**** Entries shown
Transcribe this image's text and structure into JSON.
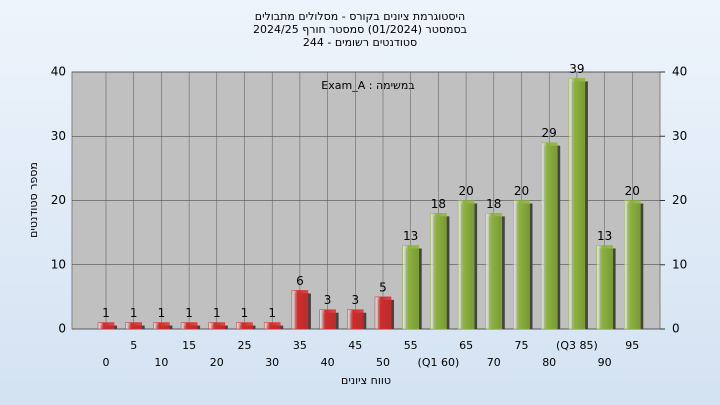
{
  "chart_data": {
    "type": "bar",
    "title": [
      "היסטוגרמת ציונים בקורס - מסלולים מתבולים",
      "בסמסטר  (01/2024)  סמסטר חורף 2024/25",
      "סטודנטים רשומים - 244"
    ],
    "annotation": "Exam_A : במשימה",
    "x_label": "טווח ציונים",
    "y_label": "מספר סטודנטים",
    "categories": [
      "0",
      "5",
      "10",
      "15",
      "20",
      "25",
      "30",
      "35",
      "40",
      "45",
      "50",
      "55",
      "(Q1 60)",
      "65",
      "70",
      "75",
      "80",
      "(Q3 85)",
      "90",
      "95"
    ],
    "values": [
      1,
      1,
      1,
      1,
      1,
      1,
      1,
      6,
      3,
      3,
      5,
      13,
      18,
      20,
      18,
      20,
      29,
      39,
      13,
      20
    ],
    "colors": [
      "#d42a2a",
      "#d42a2a",
      "#d42a2a",
      "#d42a2a",
      "#d42a2a",
      "#d42a2a",
      "#d42a2a",
      "#d42a2a",
      "#d42a2a",
      "#d42a2a",
      "#d42a2a",
      "#8cb33c",
      "#8cb33c",
      "#8cb33c",
      "#8cb33c",
      "#8cb33c",
      "#8cb33c",
      "#8cb33c",
      "#8cb33c",
      "#8cb33c"
    ],
    "ylim": [
      0,
      40
    ],
    "yticks": [
      0,
      10,
      20,
      30,
      40
    ],
    "y2lim": [
      0,
      40
    ],
    "y2ticks": [
      0,
      10,
      20,
      30,
      40
    ],
    "grid": true
  }
}
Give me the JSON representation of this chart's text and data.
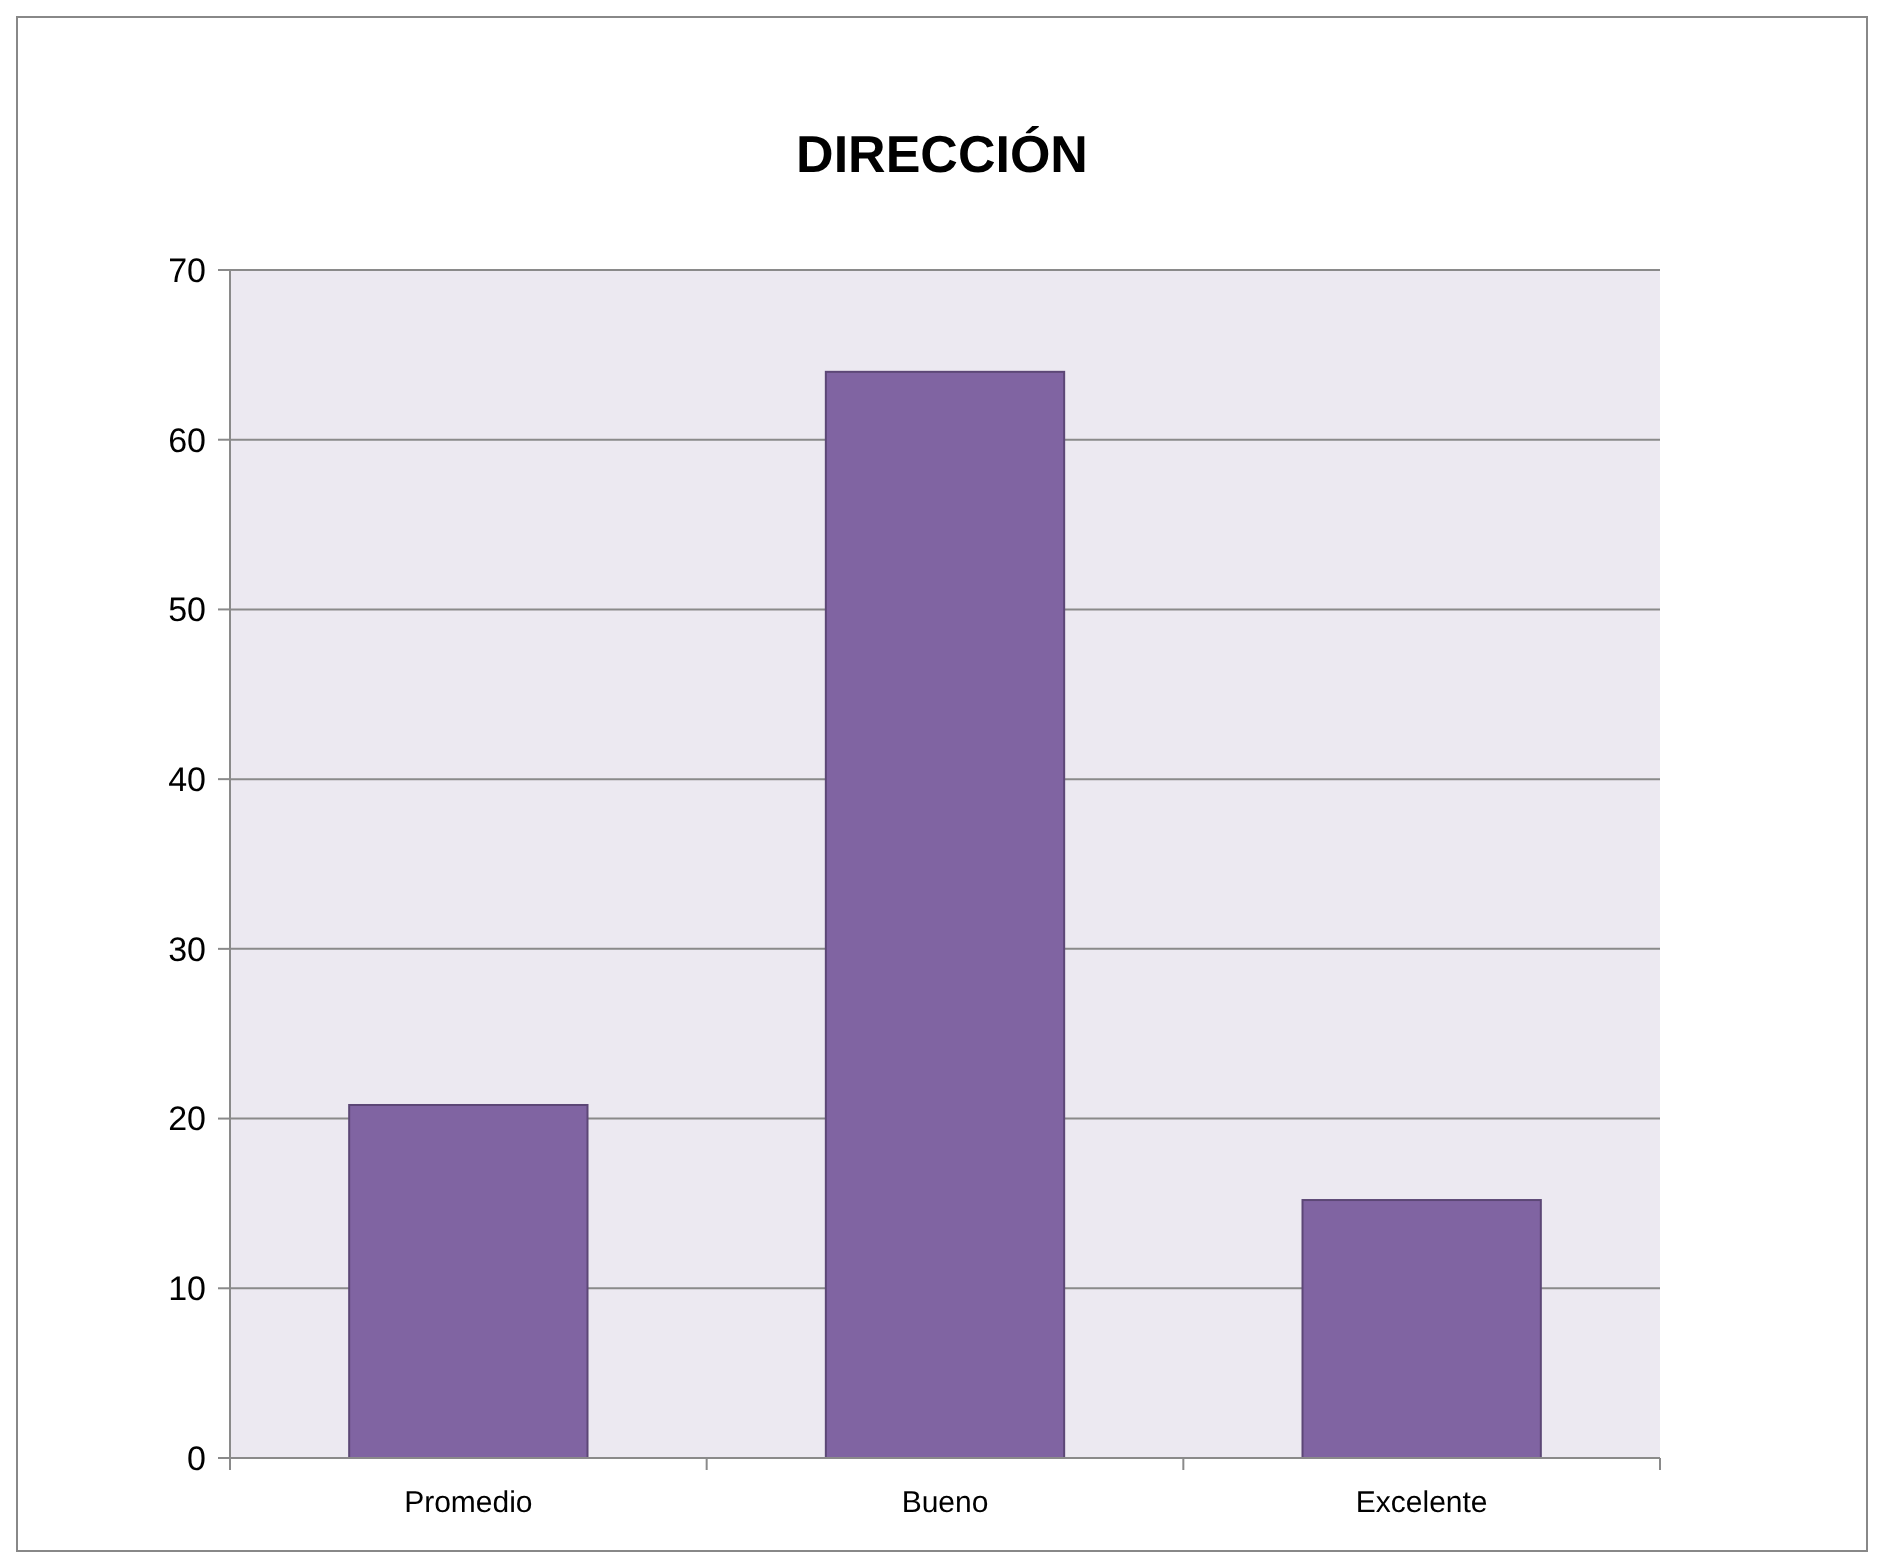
{
  "chart_data": {
    "type": "bar",
    "title": "DIRECCIÓN",
    "categories": [
      "Promedio",
      "Bueno",
      "Excelente"
    ],
    "values": [
      20.8,
      64,
      15.2
    ],
    "color": "#8064a2",
    "ylim": [
      0,
      70
    ],
    "yticks": [
      0,
      10,
      20,
      30,
      40,
      50,
      60,
      70
    ],
    "grid": "y"
  }
}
********
▸ **Task objective**
Copy out the data above exactly, except the pictures.

▸ **Answer to this task**
Transcribe this image's text and structure into JSON.
{
  "chart_data": {
    "type": "bar",
    "title": [
      "היסטוגרמת ציונים בקורס - מסלולים מתבולים",
      "בסמסטר  (01/2024)  סמסטר חורף 2024/25",
      "סטודנטים רשומים - 244"
    ],
    "annotation": "Exam_A : במשימה",
    "x_label": "טווח ציונים",
    "y_label": "מספר סטודנטים",
    "categories": [
      "0",
      "5",
      "10",
      "15",
      "20",
      "25",
      "30",
      "35",
      "40",
      "45",
      "50",
      "55",
      "(Q1 60)",
      "65",
      "70",
      "75",
      "80",
      "(Q3 85)",
      "90",
      "95"
    ],
    "values": [
      1,
      1,
      1,
      1,
      1,
      1,
      1,
      6,
      3,
      3,
      5,
      13,
      18,
      20,
      18,
      20,
      29,
      39,
      13,
      20
    ],
    "colors": [
      "#d42a2a",
      "#d42a2a",
      "#d42a2a",
      "#d42a2a",
      "#d42a2a",
      "#d42a2a",
      "#d42a2a",
      "#d42a2a",
      "#d42a2a",
      "#d42a2a",
      "#d42a2a",
      "#8cb33c",
      "#8cb33c",
      "#8cb33c",
      "#8cb33c",
      "#8cb33c",
      "#8cb33c",
      "#8cb33c",
      "#8cb33c",
      "#8cb33c"
    ],
    "ylim": [
      0,
      40
    ],
    "yticks": [
      0,
      10,
      20,
      30,
      40
    ],
    "y2lim": [
      0,
      40
    ],
    "y2ticks": [
      0,
      10,
      20,
      30,
      40
    ],
    "grid": true
  }
}
Give me the JSON representation of this chart's text and data.
{
  "chart_data": {
    "type": "bar",
    "title": "DIRECCIÓN",
    "categories": [
      "Promedio",
      "Bueno",
      "Excelente"
    ],
    "values": [
      20.8,
      64,
      15.2
    ],
    "color": "#8064a2",
    "ylim": [
      0,
      70
    ],
    "yticks": [
      0,
      10,
      20,
      30,
      40,
      50,
      60,
      70
    ],
    "grid": "y"
  }
}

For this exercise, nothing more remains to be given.